**Work to do**
Tally the lines containing "ALCANCE" and report the number alone.

**Records for this exercise**
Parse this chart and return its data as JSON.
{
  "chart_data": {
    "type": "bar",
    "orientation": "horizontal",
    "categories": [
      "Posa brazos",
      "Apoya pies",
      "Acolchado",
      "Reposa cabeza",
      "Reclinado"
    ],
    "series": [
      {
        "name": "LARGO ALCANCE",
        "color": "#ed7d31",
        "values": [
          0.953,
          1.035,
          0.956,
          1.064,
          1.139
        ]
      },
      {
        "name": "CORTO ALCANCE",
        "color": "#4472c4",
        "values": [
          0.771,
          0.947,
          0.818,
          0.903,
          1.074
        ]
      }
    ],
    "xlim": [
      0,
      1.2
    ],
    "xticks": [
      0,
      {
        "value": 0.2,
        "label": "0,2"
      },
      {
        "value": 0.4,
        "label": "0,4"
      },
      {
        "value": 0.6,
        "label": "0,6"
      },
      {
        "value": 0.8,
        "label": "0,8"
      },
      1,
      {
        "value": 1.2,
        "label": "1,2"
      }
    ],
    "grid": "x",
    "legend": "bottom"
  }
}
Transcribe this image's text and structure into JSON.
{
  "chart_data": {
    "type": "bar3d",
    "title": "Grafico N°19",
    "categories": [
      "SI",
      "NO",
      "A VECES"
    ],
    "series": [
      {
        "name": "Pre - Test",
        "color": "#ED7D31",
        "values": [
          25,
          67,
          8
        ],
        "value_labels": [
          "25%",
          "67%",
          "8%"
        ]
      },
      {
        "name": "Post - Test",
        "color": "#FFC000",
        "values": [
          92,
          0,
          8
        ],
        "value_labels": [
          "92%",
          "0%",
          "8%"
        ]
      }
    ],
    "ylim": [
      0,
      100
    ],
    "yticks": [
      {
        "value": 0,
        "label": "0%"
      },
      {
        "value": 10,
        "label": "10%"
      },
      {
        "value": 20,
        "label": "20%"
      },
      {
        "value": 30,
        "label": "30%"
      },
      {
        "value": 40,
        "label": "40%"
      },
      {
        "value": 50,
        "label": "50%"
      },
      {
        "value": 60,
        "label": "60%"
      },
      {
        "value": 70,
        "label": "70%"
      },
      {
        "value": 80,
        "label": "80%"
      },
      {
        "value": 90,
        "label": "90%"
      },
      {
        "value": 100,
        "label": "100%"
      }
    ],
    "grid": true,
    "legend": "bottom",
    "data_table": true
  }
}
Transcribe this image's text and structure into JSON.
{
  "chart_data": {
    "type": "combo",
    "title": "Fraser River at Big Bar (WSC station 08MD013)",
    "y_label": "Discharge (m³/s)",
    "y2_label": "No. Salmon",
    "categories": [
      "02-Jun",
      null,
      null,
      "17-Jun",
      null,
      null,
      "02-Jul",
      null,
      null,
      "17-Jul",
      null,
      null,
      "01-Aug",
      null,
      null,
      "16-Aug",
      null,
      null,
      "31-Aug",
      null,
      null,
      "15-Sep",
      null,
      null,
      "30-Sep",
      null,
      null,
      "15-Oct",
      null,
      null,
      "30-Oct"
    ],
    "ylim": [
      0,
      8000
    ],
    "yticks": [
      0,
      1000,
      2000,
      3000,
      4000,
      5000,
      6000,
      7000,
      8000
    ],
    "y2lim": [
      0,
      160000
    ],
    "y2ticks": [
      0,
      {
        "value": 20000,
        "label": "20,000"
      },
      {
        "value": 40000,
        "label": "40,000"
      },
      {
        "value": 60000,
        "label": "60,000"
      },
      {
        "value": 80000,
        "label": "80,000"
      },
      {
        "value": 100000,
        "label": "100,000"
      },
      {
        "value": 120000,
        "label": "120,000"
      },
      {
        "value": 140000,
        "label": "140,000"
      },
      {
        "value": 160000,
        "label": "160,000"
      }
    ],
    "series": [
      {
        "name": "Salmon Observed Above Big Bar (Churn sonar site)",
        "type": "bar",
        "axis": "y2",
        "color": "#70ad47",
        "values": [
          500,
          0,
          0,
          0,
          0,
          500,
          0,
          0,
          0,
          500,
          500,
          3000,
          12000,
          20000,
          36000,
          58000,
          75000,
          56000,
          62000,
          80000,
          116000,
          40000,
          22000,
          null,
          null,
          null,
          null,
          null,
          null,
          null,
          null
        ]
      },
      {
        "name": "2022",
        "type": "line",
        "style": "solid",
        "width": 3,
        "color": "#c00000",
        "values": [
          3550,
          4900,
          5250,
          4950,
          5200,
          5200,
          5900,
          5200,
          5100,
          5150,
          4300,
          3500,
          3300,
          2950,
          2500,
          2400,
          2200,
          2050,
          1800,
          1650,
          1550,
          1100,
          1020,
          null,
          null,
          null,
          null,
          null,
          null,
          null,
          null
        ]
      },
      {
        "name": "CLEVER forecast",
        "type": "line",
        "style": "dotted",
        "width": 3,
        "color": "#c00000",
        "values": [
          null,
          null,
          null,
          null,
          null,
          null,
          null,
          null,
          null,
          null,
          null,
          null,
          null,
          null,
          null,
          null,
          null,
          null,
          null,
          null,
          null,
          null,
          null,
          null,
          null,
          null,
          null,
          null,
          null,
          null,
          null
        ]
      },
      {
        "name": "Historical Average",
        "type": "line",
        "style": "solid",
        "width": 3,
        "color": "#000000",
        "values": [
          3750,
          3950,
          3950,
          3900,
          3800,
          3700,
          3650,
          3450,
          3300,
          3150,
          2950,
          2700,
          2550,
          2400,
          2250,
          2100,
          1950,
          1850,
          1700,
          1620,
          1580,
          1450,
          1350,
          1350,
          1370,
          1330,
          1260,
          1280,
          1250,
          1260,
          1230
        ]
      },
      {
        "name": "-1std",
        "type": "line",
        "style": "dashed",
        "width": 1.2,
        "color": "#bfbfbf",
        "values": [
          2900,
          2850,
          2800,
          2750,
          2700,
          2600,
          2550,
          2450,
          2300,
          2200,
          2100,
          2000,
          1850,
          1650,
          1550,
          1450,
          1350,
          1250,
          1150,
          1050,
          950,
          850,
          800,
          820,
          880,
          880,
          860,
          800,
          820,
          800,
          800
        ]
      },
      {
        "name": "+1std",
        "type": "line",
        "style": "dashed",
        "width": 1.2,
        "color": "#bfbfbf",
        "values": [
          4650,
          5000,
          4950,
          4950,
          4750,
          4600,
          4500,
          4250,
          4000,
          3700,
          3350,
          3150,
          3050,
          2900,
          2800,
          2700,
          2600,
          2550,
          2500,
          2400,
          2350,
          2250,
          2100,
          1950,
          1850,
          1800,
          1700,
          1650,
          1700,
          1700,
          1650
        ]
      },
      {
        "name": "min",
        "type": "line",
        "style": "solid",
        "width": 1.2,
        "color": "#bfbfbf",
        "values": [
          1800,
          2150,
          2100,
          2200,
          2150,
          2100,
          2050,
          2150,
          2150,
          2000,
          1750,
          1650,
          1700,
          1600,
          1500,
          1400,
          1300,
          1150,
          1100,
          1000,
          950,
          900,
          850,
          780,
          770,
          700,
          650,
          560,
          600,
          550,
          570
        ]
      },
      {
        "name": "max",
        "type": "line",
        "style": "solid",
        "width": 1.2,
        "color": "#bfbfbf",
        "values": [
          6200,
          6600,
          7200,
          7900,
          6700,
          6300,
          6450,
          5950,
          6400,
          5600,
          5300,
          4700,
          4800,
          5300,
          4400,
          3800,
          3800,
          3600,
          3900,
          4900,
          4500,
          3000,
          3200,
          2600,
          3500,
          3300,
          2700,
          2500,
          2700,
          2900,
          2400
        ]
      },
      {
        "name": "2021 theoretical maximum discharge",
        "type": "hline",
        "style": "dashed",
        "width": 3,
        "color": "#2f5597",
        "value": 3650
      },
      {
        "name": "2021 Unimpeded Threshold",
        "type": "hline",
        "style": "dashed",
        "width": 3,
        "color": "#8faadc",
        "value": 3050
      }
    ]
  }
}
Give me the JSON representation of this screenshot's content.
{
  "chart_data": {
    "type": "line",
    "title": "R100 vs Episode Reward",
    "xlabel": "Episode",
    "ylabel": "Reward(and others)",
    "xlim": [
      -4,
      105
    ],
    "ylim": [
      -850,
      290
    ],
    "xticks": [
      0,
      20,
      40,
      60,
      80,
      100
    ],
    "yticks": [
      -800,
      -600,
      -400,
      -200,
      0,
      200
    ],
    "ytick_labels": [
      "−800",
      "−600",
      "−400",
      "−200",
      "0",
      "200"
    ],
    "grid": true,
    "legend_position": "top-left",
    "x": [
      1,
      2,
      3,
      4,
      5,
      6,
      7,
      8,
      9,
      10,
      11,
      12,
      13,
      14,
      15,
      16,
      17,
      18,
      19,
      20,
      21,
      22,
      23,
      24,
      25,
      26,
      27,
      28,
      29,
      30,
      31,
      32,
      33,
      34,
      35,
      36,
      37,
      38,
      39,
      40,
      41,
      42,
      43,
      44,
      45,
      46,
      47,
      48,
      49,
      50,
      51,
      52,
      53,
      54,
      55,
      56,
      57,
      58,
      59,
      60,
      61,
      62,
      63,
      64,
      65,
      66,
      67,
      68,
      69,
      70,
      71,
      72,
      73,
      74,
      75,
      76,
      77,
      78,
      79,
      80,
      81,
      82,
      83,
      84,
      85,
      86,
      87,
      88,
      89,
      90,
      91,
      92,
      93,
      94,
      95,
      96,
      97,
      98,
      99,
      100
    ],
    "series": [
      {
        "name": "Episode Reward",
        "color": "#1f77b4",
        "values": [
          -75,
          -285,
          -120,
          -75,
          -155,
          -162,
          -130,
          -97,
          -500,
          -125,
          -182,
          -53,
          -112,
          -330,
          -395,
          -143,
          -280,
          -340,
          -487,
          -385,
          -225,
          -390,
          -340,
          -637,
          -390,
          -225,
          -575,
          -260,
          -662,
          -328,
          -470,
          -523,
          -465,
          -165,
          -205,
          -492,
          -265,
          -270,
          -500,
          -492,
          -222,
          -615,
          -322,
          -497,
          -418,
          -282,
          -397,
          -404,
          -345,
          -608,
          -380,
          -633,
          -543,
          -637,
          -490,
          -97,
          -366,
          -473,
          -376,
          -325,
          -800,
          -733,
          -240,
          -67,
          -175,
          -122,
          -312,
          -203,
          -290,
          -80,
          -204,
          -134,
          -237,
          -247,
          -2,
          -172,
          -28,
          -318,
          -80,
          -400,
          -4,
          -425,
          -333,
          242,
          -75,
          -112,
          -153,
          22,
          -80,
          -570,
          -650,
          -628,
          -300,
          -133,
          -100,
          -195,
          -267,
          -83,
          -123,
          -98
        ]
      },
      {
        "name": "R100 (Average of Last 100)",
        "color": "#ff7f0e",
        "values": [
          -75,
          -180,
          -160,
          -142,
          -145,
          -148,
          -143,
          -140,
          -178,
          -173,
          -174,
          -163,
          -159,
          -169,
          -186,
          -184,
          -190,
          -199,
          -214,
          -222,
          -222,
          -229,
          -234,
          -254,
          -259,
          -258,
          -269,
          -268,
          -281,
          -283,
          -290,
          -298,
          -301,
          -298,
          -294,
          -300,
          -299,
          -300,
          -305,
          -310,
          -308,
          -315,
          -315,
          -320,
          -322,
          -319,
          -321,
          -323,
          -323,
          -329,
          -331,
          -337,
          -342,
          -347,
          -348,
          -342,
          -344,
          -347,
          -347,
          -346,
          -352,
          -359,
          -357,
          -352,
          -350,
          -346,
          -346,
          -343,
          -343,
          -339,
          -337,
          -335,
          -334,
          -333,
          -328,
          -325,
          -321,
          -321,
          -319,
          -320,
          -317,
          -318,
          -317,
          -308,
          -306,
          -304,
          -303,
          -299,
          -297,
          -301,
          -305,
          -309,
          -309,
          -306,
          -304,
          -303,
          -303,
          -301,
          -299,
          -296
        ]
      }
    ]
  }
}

**Written solution**
2